(Saved entries)
:::::

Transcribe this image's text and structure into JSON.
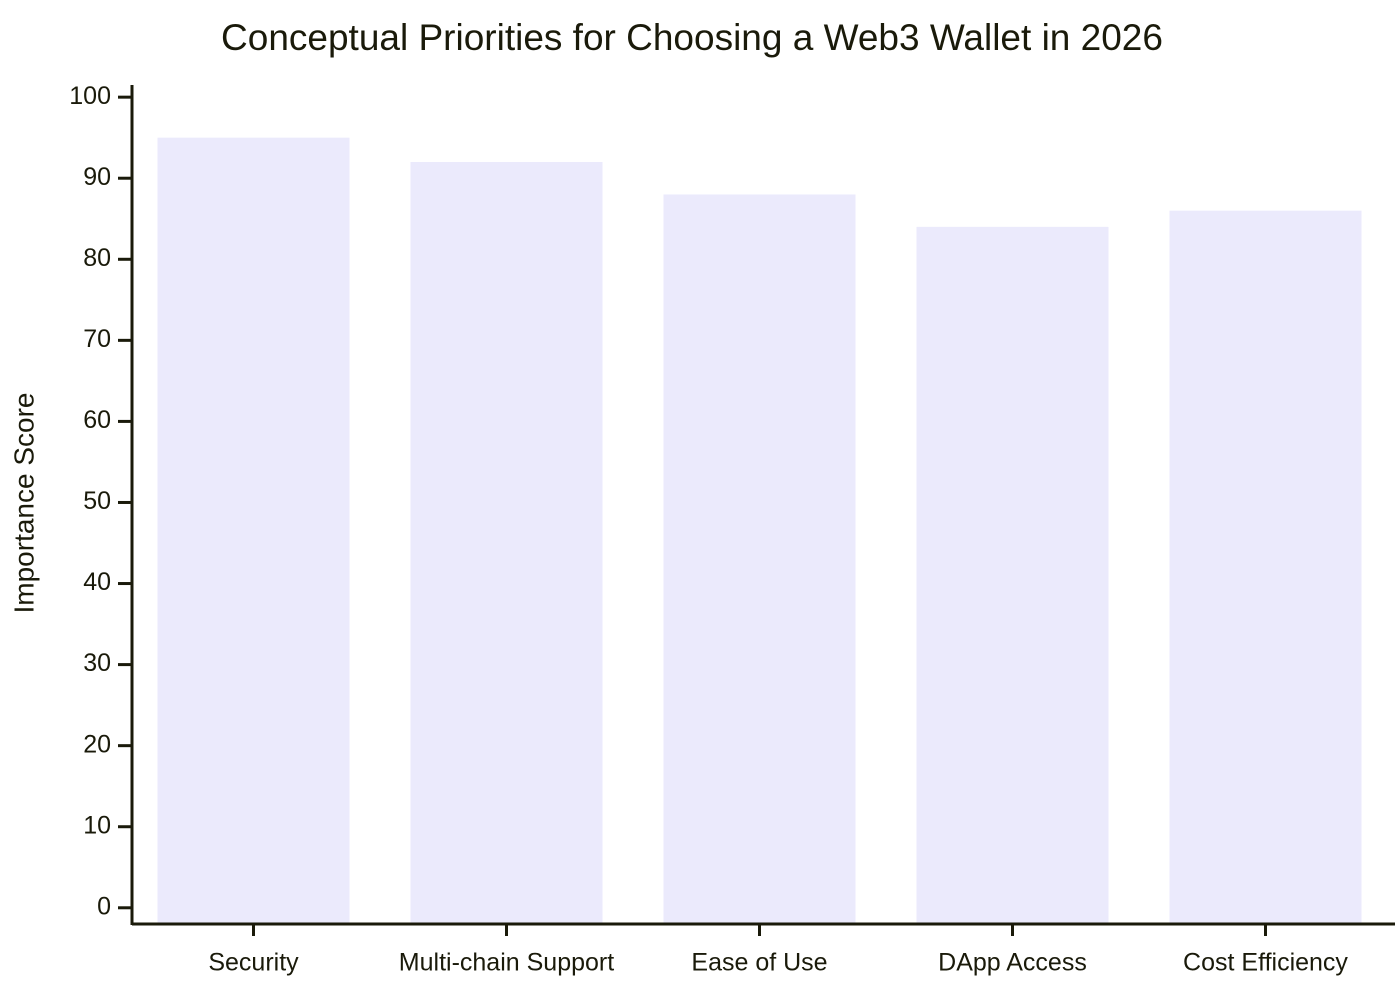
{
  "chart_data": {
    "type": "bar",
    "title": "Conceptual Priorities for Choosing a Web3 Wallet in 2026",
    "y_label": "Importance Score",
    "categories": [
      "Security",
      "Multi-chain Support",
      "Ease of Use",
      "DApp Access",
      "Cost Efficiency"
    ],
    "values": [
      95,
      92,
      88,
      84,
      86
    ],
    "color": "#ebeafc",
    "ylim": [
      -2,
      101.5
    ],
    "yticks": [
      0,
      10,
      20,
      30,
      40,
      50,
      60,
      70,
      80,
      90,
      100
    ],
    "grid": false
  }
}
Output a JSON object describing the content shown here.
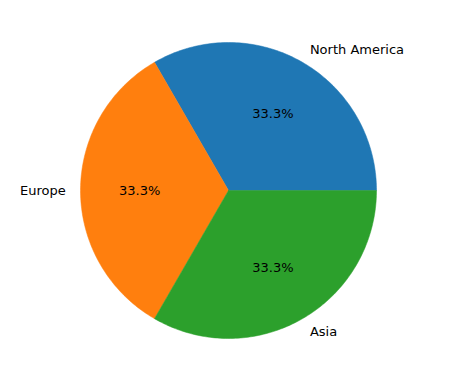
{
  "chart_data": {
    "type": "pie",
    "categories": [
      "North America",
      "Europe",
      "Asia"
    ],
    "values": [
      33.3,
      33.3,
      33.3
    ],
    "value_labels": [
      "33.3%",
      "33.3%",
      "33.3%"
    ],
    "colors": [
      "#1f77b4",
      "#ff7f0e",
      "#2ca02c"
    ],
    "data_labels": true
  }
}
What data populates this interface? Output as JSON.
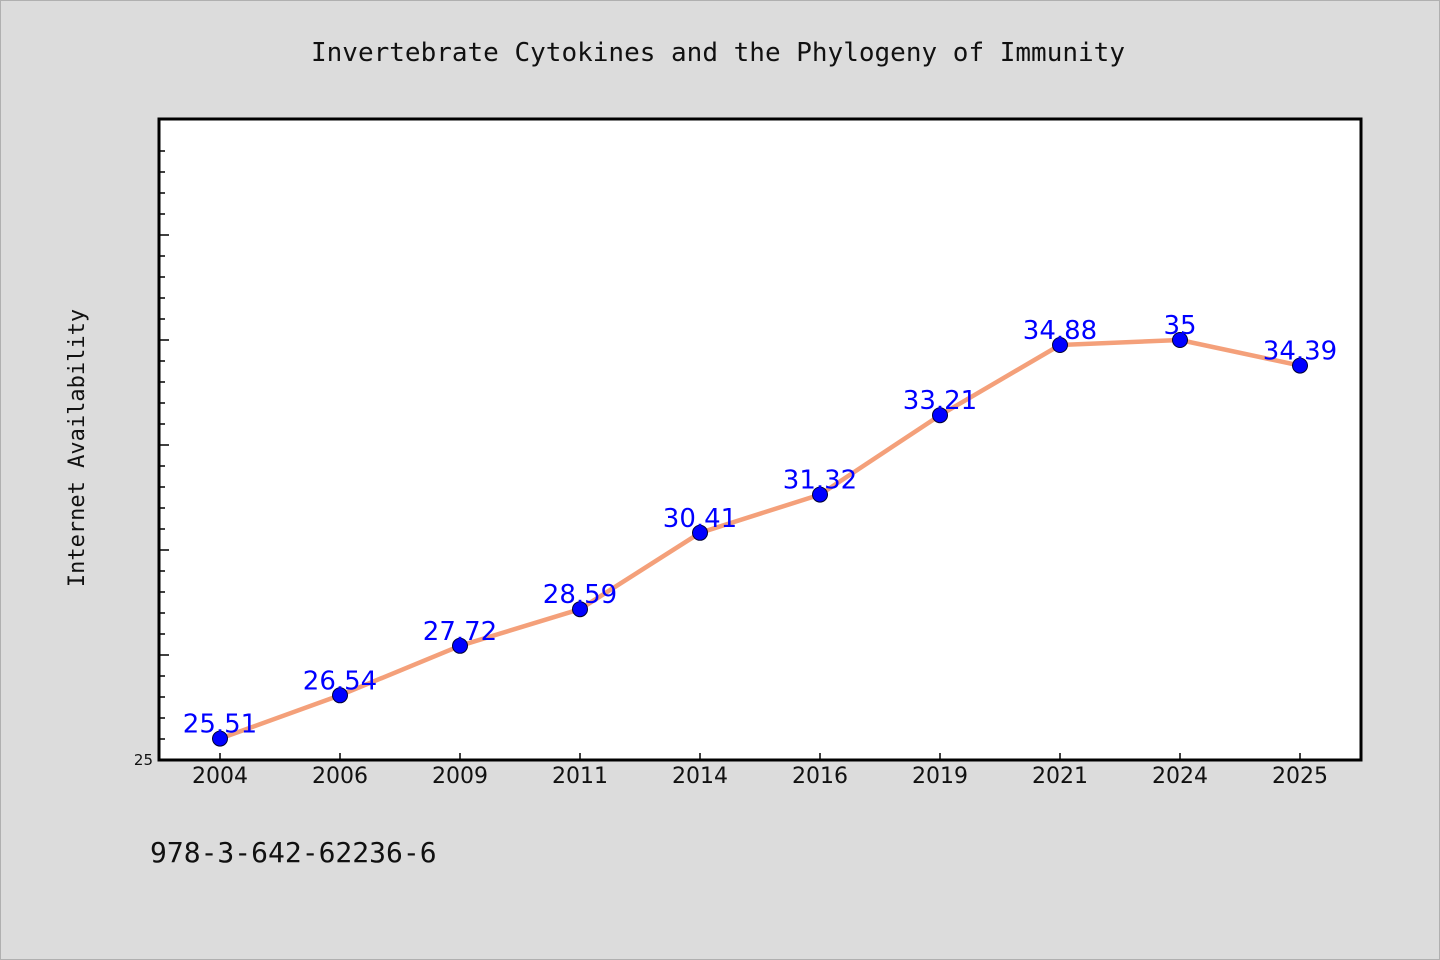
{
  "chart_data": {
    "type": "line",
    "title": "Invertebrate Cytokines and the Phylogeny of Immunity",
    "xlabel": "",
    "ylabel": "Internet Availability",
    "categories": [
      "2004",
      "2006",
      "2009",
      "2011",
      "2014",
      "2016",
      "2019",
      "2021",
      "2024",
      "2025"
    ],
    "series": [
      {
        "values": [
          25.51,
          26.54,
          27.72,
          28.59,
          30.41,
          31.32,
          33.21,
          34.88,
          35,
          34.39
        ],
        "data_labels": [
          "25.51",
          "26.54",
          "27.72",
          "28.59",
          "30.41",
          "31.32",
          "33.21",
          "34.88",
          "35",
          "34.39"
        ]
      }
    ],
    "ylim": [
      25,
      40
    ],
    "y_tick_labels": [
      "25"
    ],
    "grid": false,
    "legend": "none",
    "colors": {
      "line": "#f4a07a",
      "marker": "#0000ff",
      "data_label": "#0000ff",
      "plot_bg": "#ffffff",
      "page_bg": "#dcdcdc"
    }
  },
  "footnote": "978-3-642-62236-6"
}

:::::

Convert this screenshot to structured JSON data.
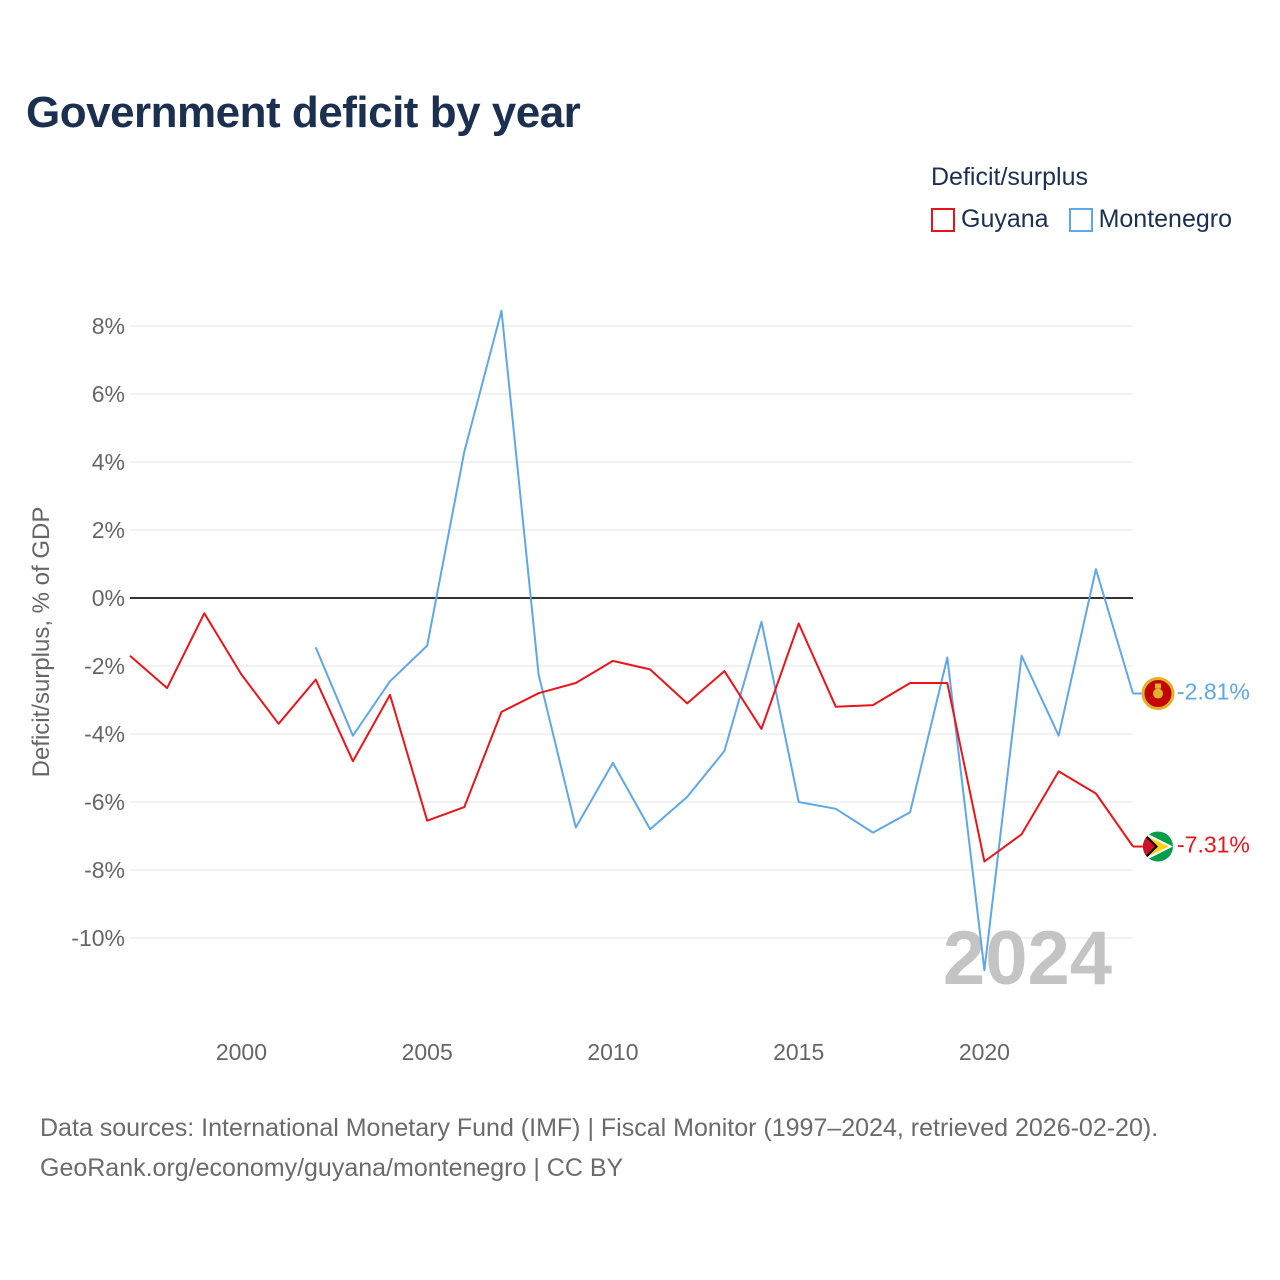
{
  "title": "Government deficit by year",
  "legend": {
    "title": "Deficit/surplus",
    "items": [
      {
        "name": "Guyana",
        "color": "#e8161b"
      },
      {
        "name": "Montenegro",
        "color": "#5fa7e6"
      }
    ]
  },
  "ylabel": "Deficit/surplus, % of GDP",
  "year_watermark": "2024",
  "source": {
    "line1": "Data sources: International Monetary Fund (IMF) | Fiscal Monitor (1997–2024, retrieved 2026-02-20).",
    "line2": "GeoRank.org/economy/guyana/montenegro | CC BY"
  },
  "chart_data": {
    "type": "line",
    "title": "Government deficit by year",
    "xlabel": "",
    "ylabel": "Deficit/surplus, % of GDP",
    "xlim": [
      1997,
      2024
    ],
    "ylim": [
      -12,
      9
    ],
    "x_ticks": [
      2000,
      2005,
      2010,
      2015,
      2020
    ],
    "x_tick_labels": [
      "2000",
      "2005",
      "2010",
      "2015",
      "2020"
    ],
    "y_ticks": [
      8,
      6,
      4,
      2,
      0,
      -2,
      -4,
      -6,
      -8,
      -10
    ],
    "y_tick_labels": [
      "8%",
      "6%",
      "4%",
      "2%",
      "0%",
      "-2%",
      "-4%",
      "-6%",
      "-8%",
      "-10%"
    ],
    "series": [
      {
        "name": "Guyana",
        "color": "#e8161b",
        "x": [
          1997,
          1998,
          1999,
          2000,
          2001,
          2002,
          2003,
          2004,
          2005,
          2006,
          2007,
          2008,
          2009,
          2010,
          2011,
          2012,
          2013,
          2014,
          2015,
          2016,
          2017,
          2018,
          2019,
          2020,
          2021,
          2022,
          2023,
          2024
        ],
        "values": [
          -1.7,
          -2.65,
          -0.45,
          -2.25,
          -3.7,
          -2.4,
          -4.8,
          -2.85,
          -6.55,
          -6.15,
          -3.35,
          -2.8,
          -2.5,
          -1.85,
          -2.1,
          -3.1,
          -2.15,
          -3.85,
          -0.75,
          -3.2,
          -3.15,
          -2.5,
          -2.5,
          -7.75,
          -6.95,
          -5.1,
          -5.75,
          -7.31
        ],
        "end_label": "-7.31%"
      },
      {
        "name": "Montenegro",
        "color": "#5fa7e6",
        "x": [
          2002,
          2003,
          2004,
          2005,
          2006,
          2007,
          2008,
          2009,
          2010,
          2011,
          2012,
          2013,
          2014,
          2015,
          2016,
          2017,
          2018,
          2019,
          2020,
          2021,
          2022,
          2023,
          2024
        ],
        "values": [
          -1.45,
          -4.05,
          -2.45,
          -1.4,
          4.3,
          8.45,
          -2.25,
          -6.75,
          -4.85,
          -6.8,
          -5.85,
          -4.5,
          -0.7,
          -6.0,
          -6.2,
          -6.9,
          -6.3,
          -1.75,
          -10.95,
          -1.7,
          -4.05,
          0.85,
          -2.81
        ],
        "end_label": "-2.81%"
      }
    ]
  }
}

:::::

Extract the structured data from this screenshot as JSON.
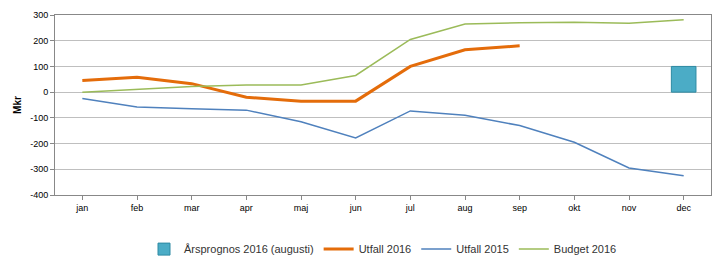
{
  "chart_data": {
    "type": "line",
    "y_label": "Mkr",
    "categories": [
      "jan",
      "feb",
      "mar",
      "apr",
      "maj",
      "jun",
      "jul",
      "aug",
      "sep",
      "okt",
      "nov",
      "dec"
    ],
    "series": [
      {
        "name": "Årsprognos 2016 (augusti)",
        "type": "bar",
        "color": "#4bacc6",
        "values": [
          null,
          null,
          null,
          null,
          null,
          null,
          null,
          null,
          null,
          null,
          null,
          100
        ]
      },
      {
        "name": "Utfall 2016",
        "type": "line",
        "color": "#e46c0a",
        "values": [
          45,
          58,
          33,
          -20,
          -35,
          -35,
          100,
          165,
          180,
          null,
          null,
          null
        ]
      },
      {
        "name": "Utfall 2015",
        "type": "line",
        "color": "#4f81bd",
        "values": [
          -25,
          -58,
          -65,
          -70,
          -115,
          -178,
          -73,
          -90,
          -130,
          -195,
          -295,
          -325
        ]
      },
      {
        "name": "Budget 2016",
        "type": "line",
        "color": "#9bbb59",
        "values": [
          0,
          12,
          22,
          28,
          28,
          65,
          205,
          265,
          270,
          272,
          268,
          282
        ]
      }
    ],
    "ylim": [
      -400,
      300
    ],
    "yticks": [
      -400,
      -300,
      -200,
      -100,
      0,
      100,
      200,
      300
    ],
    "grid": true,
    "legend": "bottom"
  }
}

:::::

# EXERCISE GOAL
Reproduce every line from the entries that holds the word "title".

# FULL SOLUTION
    "title": "Conceptual Priorities for Choosing a Web3 Wallet in 2026",
    "title": "Invertebrate Cytokines and the Phylogeny of Immunity",
  "title": "Government deficit by year",
    "title": "Deficit/surplus",
    "title": "Government deficit by year",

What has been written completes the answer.